*WHAT TO PRODUCE*
Print every entry exactly as written.

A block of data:
++++++
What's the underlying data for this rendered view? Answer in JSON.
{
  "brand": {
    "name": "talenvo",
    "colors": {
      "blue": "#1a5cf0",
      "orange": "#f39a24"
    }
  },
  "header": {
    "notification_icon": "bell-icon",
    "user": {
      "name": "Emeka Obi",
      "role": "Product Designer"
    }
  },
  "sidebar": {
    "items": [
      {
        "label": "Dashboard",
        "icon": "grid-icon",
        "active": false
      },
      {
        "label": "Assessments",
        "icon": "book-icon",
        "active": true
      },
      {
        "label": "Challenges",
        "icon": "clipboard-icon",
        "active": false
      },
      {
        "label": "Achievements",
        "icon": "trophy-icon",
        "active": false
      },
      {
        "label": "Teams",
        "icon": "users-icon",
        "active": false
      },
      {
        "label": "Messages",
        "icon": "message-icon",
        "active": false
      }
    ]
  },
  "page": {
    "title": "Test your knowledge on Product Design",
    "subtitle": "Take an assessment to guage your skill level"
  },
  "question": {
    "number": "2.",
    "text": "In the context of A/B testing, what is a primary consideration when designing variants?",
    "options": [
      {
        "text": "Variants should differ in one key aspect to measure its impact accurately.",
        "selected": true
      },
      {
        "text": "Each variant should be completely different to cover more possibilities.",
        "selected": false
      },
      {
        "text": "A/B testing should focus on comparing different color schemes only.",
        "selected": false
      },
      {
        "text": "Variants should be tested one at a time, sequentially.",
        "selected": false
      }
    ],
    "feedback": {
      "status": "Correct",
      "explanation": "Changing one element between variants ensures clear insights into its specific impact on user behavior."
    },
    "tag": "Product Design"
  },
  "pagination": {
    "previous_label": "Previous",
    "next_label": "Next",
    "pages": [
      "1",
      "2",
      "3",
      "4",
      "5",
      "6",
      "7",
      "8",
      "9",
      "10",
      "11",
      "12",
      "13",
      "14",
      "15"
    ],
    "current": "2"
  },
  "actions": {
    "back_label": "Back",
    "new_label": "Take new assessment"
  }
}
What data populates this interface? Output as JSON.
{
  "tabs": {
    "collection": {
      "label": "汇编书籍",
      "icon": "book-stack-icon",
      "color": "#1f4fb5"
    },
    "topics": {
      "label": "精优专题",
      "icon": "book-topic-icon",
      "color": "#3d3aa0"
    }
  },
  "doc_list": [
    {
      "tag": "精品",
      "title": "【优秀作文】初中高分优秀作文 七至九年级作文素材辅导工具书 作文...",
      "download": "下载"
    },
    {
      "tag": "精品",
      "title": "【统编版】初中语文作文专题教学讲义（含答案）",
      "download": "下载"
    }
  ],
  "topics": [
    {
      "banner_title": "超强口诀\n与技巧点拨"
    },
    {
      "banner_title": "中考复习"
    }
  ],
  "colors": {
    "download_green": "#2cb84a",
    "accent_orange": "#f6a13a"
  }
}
++++++
*TASK RESPONSE*
What's the underlying data for this rendered view? Answer in JSON.
{
  "brand": {
    "name": "talenvo",
    "colors": {
      "blue": "#1a5cf0",
      "orange": "#f39a24"
    }
  },
  "header": {
    "notification_icon": "bell-icon",
    "user": {
      "name": "Emeka Obi",
      "role": "Product Designer"
    }
  },
  "sidebar": {
    "items": [
      {
        "label": "Dashboard",
        "icon": "grid-icon",
        "active": false
      },
      {
        "label": "Assessments",
        "icon": "book-icon",
        "active": true
      },
      {
        "label": "Challenges",
        "icon": "clipboard-icon",
        "active": false
      },
      {
        "label": "Achievements",
        "icon": "trophy-icon",
        "active": false
      },
      {
        "label": "Teams",
        "icon": "users-icon",
        "active": false
      },
      {
        "label": "Messages",
        "icon": "message-icon",
        "active": false
      }
    ]
  },
  "page": {
    "title": "Test your knowledge on Product Design",
    "subtitle": "Take an assessment to guage your skill level"
  },
  "question": {
    "number": "2.",
    "text": "In the context of A/B testing, what is a primary consideration when designing variants?",
    "options": [
      {
        "text": "Variants should differ in one key aspect to measure its impact accurately.",
        "selected": true
      },
      {
        "text": "Each variant should be completely different to cover more possibilities.",
        "selected": false
      },
      {
        "text": "A/B testing should focus on comparing different color schemes only.",
        "selected": false
      },
      {
        "text": "Variants should be tested one at a time, sequentially.",
        "selected": false
      }
    ],
    "feedback": {
      "status": "Correct",
      "explanation": "Changing one element between variants ensures clear insights into its specific impact on user behavior."
    },
    "tag": "Product Design"
  },
  "pagination": {
    "previous_label": "Previous",
    "next_label": "Next",
    "pages": [
      "1",
      "2",
      "3",
      "4",
      "5",
      "6",
      "7",
      "8",
      "9",
      "10",
      "11",
      "12",
      "13",
      "14",
      "15"
    ],
    "current": "2"
  },
  "actions": {
    "back_label": "Back",
    "new_label": "Take new assessment"
  }
}
What data populates this interface? Output as JSON.
{
  "tabs": {
    "collection": {
      "label": "汇编书籍",
      "icon": "book-stack-icon",
      "color": "#1f4fb5"
    },
    "topics": {
      "label": "精优专题",
      "icon": "book-topic-icon",
      "color": "#3d3aa0"
    }
  },
  "doc_list": [
    {
      "tag": "精品",
      "title": "【优秀作文】初中高分优秀作文 七至九年级作文素材辅导工具书 作文...",
      "download": "下载"
    },
    {
      "tag": "精品",
      "title": "【统编版】初中语文作文专题教学讲义（含答案）",
      "download": "下载"
    }
  ],
  "topics": [
    {
      "banner_title": "超强口诀\n与技巧点拨"
    },
    {
      "banner_title": "中考复习"
    }
  ],
  "colors": {
    "download_green": "#2cb84a",
    "accent_orange": "#f6a13a"
  }
}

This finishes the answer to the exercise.